Exercise aim >> Quote the entries in full, character for character, without their images.

-- START Task input --

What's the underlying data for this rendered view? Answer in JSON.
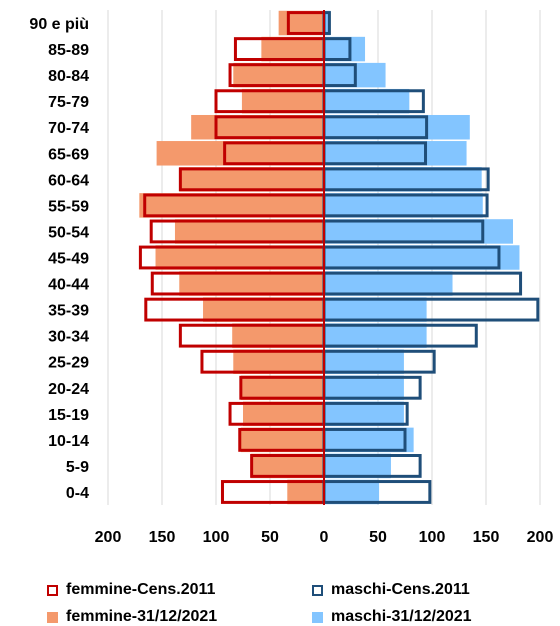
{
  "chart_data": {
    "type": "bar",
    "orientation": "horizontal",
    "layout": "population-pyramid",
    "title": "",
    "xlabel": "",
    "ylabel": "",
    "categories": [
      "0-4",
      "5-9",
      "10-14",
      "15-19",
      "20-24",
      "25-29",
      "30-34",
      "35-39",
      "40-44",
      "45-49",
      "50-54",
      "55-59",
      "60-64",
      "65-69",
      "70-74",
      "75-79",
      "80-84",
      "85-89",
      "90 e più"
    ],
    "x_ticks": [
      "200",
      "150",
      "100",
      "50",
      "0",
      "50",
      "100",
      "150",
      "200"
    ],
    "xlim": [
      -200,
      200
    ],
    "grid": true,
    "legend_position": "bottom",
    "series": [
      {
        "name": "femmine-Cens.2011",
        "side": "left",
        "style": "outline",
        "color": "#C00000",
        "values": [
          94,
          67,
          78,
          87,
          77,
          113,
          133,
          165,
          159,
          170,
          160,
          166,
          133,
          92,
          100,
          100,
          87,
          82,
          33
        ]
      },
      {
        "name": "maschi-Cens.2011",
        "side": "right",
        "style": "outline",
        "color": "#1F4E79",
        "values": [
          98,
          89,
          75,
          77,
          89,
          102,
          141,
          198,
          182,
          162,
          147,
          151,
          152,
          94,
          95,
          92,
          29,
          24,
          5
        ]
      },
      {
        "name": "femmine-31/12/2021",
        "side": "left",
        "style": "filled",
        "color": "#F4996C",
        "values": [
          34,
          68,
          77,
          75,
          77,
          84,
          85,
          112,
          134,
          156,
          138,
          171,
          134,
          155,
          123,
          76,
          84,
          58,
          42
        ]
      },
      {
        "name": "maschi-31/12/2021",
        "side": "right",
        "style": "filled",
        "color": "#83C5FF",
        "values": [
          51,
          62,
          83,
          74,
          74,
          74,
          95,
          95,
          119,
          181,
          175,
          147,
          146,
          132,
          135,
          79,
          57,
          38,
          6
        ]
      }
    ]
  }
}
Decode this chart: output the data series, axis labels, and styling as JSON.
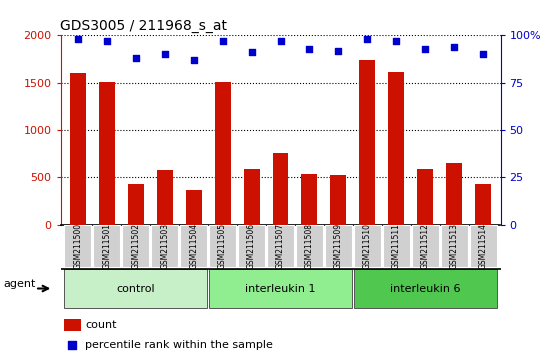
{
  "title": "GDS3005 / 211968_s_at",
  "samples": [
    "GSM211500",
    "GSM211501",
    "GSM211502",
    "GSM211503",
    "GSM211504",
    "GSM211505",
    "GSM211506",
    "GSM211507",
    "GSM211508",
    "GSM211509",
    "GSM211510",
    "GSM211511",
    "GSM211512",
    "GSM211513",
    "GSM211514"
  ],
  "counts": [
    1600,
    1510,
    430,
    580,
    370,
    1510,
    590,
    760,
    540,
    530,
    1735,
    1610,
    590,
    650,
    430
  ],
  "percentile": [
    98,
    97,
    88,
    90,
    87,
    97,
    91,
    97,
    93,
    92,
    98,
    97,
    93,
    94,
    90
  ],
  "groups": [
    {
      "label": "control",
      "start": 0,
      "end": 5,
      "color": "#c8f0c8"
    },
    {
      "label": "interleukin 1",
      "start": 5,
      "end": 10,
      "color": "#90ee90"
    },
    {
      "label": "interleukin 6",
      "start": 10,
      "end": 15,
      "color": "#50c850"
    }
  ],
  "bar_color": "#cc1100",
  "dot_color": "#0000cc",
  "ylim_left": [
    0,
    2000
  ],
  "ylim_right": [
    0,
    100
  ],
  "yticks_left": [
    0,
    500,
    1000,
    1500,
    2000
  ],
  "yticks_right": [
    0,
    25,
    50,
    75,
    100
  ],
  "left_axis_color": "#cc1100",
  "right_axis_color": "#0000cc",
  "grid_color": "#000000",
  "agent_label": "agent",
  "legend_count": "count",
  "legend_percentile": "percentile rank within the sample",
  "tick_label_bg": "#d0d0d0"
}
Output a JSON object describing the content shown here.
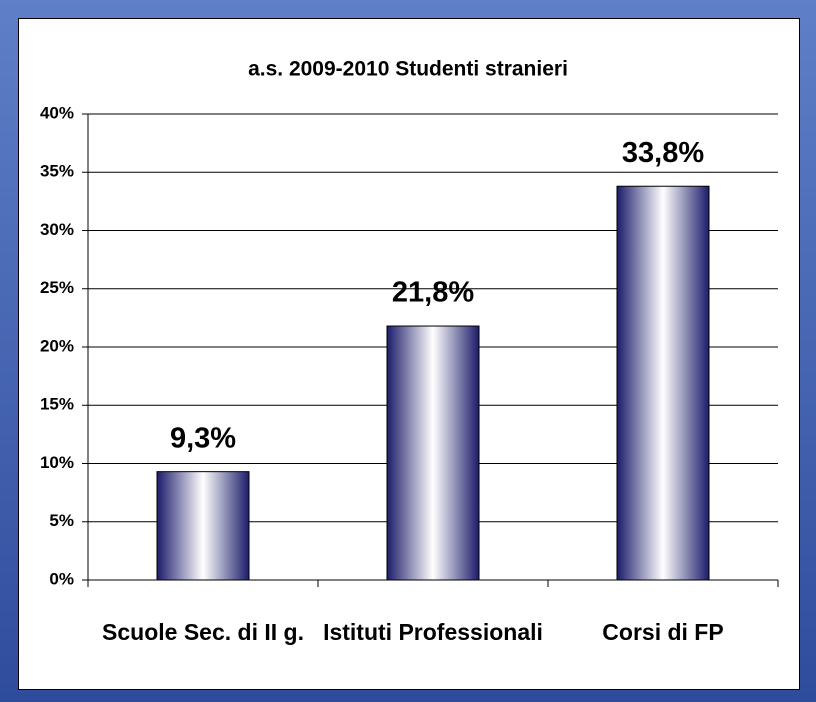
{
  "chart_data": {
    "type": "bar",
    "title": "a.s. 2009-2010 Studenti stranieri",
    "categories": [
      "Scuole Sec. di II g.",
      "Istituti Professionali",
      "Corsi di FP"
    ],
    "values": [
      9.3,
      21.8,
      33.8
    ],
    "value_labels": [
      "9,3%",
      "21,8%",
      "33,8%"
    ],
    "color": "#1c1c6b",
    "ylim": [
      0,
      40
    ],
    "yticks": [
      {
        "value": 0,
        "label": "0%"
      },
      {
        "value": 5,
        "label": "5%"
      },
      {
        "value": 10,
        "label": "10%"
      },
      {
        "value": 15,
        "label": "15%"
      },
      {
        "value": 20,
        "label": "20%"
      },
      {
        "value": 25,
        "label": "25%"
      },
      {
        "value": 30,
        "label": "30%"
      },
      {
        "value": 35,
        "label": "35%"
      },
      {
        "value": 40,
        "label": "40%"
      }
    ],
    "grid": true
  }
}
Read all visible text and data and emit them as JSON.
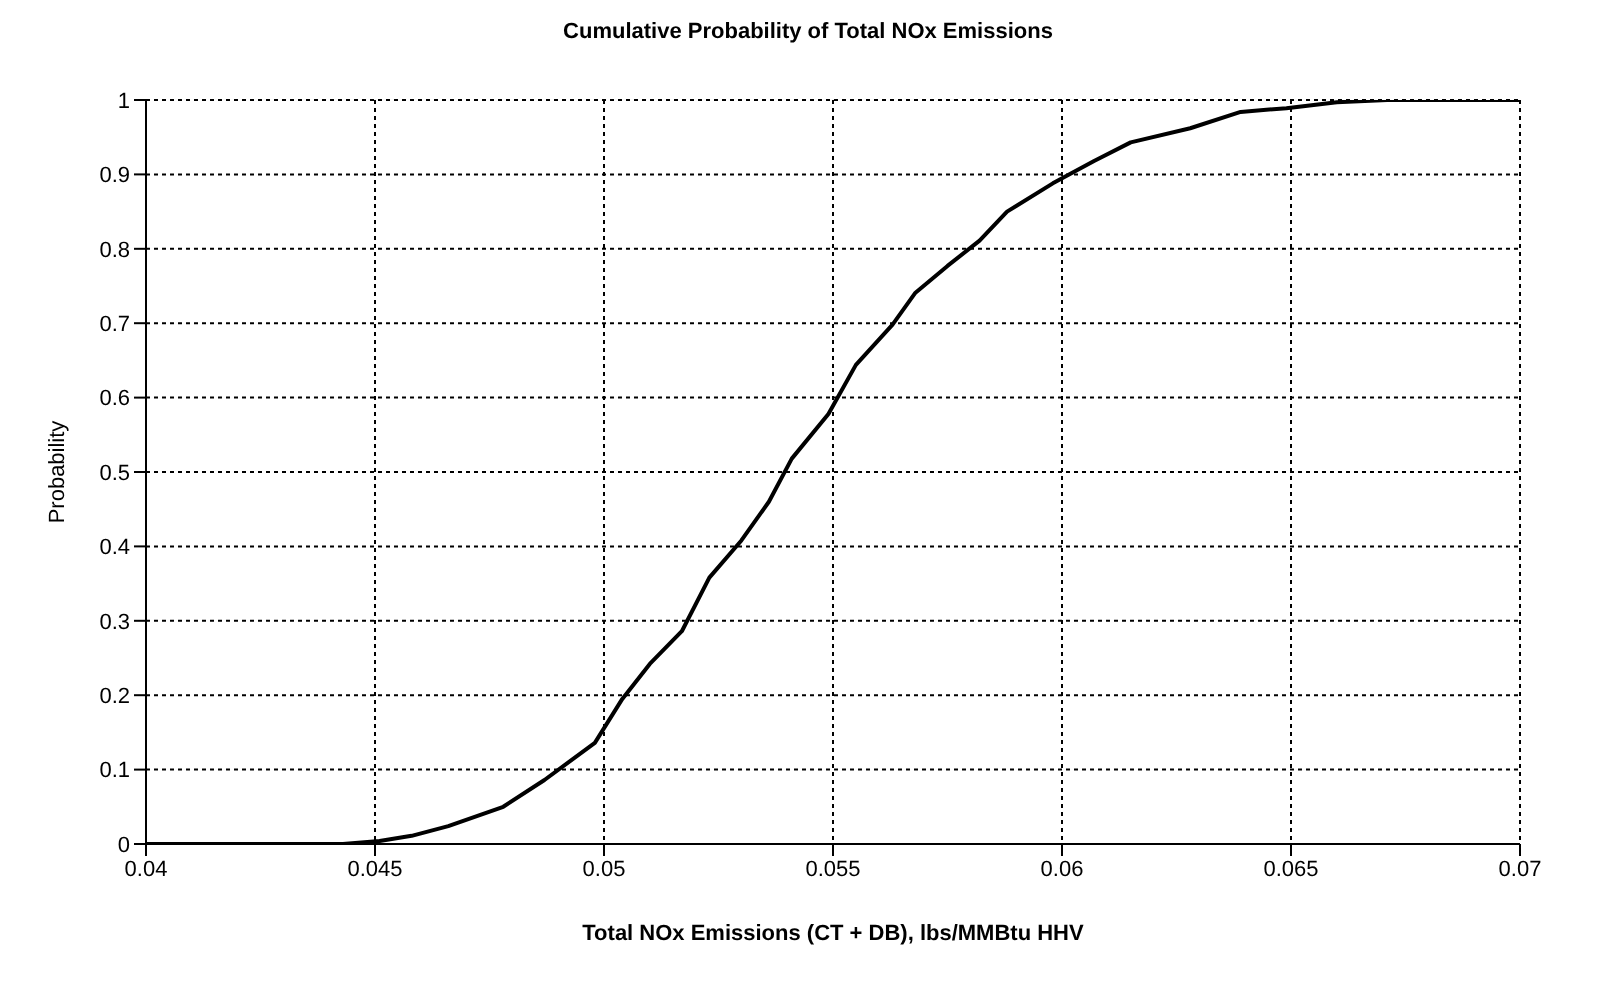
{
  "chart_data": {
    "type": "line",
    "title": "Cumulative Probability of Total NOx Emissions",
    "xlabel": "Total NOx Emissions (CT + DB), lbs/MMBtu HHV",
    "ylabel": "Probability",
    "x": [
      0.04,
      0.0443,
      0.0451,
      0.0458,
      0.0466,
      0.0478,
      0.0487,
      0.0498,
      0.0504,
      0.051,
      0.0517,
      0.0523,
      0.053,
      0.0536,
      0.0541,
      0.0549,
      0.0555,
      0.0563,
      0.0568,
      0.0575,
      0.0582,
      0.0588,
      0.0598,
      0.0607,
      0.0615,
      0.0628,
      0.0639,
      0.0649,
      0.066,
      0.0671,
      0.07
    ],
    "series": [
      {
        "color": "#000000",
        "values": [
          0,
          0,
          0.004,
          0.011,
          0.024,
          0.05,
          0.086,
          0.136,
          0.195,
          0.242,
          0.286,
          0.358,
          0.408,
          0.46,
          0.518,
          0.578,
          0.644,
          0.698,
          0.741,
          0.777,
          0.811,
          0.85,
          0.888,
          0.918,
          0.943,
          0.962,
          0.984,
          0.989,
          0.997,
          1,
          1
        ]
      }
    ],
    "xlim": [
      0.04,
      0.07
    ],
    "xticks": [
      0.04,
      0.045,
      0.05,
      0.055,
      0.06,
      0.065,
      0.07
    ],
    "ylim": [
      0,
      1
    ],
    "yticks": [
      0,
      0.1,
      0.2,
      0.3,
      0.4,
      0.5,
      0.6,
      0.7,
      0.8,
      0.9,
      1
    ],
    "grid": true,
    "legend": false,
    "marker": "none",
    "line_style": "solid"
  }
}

-- END Task input --

Task solution >>
What's the underlying data for this rendered view? Answer in JSON.
{
  "chart_data": {
    "type": "bar",
    "orientation": "horizontal",
    "layout": "population-pyramid",
    "title": "",
    "xlabel": "",
    "ylabel": "",
    "categories": [
      "0-4",
      "5-9",
      "10-14",
      "15-19",
      "20-24",
      "25-29",
      "30-34",
      "35-39",
      "40-44",
      "45-49",
      "50-54",
      "55-59",
      "60-64",
      "65-69",
      "70-74",
      "75-79",
      "80-84",
      "85-89",
      "90 e più"
    ],
    "x_ticks": [
      "200",
      "150",
      "100",
      "50",
      "0",
      "50",
      "100",
      "150",
      "200"
    ],
    "xlim": [
      -200,
      200
    ],
    "grid": true,
    "legend_position": "bottom",
    "series": [
      {
        "name": "femmine-Cens.2011",
        "side": "left",
        "style": "outline",
        "color": "#C00000",
        "values": [
          94,
          67,
          78,
          87,
          77,
          113,
          133,
          165,
          159,
          170,
          160,
          166,
          133,
          92,
          100,
          100,
          87,
          82,
          33
        ]
      },
      {
        "name": "maschi-Cens.2011",
        "side": "right",
        "style": "outline",
        "color": "#1F4E79",
        "values": [
          98,
          89,
          75,
          77,
          89,
          102,
          141,
          198,
          182,
          162,
          147,
          151,
          152,
          94,
          95,
          92,
          29,
          24,
          5
        ]
      },
      {
        "name": "femmine-31/12/2021",
        "side": "left",
        "style": "filled",
        "color": "#F4996C",
        "values": [
          34,
          68,
          77,
          75,
          77,
          84,
          85,
          112,
          134,
          156,
          138,
          171,
          134,
          155,
          123,
          76,
          84,
          58,
          42
        ]
      },
      {
        "name": "maschi-31/12/2021",
        "side": "right",
        "style": "filled",
        "color": "#83C5FF",
        "values": [
          51,
          62,
          83,
          74,
          74,
          74,
          95,
          95,
          119,
          181,
          175,
          147,
          146,
          132,
          135,
          79,
          57,
          38,
          6
        ]
      }
    ]
  }
}
Decode this chart: output the data series, axis labels, and styling as JSON.
{
  "title": "GDS3005 / 211968_s_at",
  "samples": [
    "GSM211500",
    "GSM211501",
    "GSM211502",
    "GSM211503",
    "GSM211504",
    "GSM211505",
    "GSM211506",
    "GSM211507",
    "GSM211508",
    "GSM211509",
    "GSM211510",
    "GSM211511",
    "GSM211512",
    "GSM211513",
    "GSM211514"
  ],
  "counts": [
    1600,
    1510,
    430,
    580,
    370,
    1510,
    590,
    760,
    540,
    530,
    1735,
    1610,
    590,
    650,
    430
  ],
  "percentile": [
    98,
    97,
    88,
    90,
    87,
    97,
    91,
    97,
    93,
    92,
    98,
    97,
    93,
    94,
    90
  ],
  "groups": [
    {
      "label": "control",
      "start": 0,
      "end": 5,
      "color": "#c8f0c8"
    },
    {
      "label": "interleukin 1",
      "start": 5,
      "end": 10,
      "color": "#90ee90"
    },
    {
      "label": "interleukin 6",
      "start": 10,
      "end": 15,
      "color": "#50c850"
    }
  ],
  "bar_color": "#cc1100",
  "dot_color": "#0000cc",
  "ylim_left": [
    0,
    2000
  ],
  "ylim_right": [
    0,
    100
  ],
  "yticks_left": [
    0,
    500,
    1000,
    1500,
    2000
  ],
  "yticks_right": [
    0,
    25,
    50,
    75,
    100
  ],
  "left_axis_color": "#cc1100",
  "right_axis_color": "#0000cc",
  "grid_color": "#000000",
  "agent_label": "agent",
  "legend_count": "count",
  "legend_percentile": "percentile rank within the sample",
  "tick_label_bg": "#d0d0d0"
}
Output a JSON object describing the content shown here.
{
  "chart_data": {
    "type": "bar",
    "title": "a.s. 2009-2010 Studenti stranieri",
    "categories": [
      "Scuole Sec. di II g.",
      "Istituti Professionali",
      "Corsi di FP"
    ],
    "values": [
      9.3,
      21.8,
      33.8
    ],
    "value_labels": [
      "9,3%",
      "21,8%",
      "33,8%"
    ],
    "color": "#1c1c6b",
    "ylim": [
      0,
      40
    ],
    "yticks": [
      {
        "value": 0,
        "label": "0%"
      },
      {
        "value": 5,
        "label": "5%"
      },
      {
        "value": 10,
        "label": "10%"
      },
      {
        "value": 15,
        "label": "15%"
      },
      {
        "value": 20,
        "label": "20%"
      },
      {
        "value": 25,
        "label": "25%"
      },
      {
        "value": 30,
        "label": "30%"
      },
      {
        "value": 35,
        "label": "35%"
      },
      {
        "value": 40,
        "label": "40%"
      }
    ],
    "grid": true
  }
}
Read all visible text and data and emit them as JSON.
{
  "chart_data": {
    "type": "line",
    "title": "Cumulative Probability of Total NOx Emissions",
    "xlabel": "Total NOx Emissions (CT + DB), lbs/MMBtu HHV",
    "ylabel": "Probability",
    "x": [
      0.04,
      0.0443,
      0.0451,
      0.0458,
      0.0466,
      0.0478,
      0.0487,
      0.0498,
      0.0504,
      0.051,
      0.0517,
      0.0523,
      0.053,
      0.0536,
      0.0541,
      0.0549,
      0.0555,
      0.0563,
      0.0568,
      0.0575,
      0.0582,
      0.0588,
      0.0598,
      0.0607,
      0.0615,
      0.0628,
      0.0639,
      0.0649,
      0.066,
      0.0671,
      0.07
    ],
    "series": [
      {
        "color": "#000000",
        "values": [
          0,
          0,
          0.004,
          0.011,
          0.024,
          0.05,
          0.086,
          0.136,
          0.195,
          0.242,
          0.286,
          0.358,
          0.408,
          0.46,
          0.518,
          0.578,
          0.644,
          0.698,
          0.741,
          0.777,
          0.811,
          0.85,
          0.888,
          0.918,
          0.943,
          0.962,
          0.984,
          0.989,
          0.997,
          1,
          1
        ]
      }
    ],
    "xlim": [
      0.04,
      0.07
    ],
    "xticks": [
      0.04,
      0.045,
      0.05,
      0.055,
      0.06,
      0.065,
      0.07
    ],
    "ylim": [
      0,
      1
    ],
    "yticks": [
      0,
      0.1,
      0.2,
      0.3,
      0.4,
      0.5,
      0.6,
      0.7,
      0.8,
      0.9,
      1
    ],
    "grid": true,
    "legend": false,
    "marker": "none",
    "line_style": "solid"
  }
}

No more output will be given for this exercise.